__Source material__:
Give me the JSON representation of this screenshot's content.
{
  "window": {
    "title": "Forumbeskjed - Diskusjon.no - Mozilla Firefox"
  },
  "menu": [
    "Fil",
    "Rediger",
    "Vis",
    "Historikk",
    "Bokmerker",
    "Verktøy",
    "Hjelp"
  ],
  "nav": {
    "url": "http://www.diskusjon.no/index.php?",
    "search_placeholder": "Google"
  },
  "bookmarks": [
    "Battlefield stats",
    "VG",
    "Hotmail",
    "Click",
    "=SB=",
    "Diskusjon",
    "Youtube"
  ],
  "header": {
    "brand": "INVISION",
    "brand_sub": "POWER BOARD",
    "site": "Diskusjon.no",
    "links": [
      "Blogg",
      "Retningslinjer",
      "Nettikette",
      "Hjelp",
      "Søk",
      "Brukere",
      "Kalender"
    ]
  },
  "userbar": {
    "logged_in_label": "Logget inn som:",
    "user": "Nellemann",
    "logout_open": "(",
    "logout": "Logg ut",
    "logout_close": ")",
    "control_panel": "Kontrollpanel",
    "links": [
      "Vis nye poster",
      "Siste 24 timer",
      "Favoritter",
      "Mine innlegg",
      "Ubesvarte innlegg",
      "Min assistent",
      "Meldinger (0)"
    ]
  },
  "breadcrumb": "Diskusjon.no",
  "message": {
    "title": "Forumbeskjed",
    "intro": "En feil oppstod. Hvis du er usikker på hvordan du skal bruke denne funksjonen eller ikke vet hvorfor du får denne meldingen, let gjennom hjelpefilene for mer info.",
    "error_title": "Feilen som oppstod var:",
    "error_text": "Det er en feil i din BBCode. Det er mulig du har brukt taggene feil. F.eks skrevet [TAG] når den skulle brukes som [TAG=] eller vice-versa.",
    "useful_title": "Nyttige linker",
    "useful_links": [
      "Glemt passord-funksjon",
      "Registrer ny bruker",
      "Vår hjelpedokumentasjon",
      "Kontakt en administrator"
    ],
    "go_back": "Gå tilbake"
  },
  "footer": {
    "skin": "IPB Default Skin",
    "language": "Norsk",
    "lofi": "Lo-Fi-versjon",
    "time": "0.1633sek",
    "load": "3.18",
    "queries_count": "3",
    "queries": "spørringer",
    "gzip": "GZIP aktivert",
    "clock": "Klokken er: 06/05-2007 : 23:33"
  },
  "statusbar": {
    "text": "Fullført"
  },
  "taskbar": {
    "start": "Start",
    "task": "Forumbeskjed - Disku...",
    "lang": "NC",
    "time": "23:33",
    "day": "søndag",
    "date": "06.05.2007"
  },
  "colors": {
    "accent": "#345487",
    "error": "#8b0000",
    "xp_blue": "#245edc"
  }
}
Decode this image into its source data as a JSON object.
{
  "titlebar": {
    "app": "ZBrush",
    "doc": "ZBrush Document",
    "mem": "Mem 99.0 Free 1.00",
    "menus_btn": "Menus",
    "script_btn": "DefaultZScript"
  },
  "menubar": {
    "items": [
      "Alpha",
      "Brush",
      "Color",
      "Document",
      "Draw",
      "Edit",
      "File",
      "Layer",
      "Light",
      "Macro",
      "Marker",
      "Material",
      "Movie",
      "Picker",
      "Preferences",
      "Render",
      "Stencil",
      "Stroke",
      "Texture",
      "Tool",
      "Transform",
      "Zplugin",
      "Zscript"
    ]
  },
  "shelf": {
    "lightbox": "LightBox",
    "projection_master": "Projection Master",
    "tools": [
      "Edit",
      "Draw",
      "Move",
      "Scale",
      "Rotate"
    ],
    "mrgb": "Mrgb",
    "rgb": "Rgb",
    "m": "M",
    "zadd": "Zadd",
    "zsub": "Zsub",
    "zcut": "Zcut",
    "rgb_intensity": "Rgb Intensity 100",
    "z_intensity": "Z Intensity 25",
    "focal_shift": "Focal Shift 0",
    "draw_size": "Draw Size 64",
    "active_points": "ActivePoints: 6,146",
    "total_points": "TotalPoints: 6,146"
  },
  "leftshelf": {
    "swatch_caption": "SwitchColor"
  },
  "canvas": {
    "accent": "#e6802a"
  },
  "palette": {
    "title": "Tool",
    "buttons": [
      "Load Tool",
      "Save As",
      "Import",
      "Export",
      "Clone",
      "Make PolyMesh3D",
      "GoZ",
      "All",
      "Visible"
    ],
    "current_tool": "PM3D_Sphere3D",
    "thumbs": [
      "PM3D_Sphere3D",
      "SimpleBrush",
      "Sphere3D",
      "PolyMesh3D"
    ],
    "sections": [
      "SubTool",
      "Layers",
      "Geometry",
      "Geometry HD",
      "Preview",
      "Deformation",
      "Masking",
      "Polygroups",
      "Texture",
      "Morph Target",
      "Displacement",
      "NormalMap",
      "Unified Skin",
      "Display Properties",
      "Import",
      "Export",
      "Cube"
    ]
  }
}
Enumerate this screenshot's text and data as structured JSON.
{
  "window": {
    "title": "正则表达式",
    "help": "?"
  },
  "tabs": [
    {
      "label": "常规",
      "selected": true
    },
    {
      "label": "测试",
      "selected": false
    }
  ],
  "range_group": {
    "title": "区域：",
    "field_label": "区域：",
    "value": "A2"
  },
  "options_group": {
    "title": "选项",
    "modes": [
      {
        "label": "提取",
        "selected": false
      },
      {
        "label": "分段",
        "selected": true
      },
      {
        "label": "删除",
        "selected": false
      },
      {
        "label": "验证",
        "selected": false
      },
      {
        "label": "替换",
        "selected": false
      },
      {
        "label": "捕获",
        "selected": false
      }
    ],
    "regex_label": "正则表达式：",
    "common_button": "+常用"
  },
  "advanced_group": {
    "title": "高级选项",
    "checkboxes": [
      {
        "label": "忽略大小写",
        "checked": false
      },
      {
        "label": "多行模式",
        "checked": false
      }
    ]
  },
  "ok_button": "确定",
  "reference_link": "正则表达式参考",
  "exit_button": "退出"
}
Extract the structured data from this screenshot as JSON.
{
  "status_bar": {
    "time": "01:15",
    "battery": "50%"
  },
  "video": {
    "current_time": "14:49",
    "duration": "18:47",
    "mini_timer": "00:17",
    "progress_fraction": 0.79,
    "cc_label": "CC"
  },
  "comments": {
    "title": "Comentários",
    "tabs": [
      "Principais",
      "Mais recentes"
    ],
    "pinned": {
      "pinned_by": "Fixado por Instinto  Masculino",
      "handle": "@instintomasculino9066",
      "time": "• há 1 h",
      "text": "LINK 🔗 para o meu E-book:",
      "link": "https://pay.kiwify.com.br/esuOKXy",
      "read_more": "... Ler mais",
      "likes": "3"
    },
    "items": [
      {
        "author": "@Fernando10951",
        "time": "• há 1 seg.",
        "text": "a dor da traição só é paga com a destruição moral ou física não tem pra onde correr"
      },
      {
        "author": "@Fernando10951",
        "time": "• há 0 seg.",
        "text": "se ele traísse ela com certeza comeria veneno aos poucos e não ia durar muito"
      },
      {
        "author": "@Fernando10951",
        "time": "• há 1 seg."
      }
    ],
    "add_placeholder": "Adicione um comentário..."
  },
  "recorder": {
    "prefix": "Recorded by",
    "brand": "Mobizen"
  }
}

__Exercise goal__:
From the records above, pull out every line containing the word "structured".

__Final answer__:
Enumerate this screenshot's text and data as structured JSON.
Extract the structured data from this screenshot as JSON.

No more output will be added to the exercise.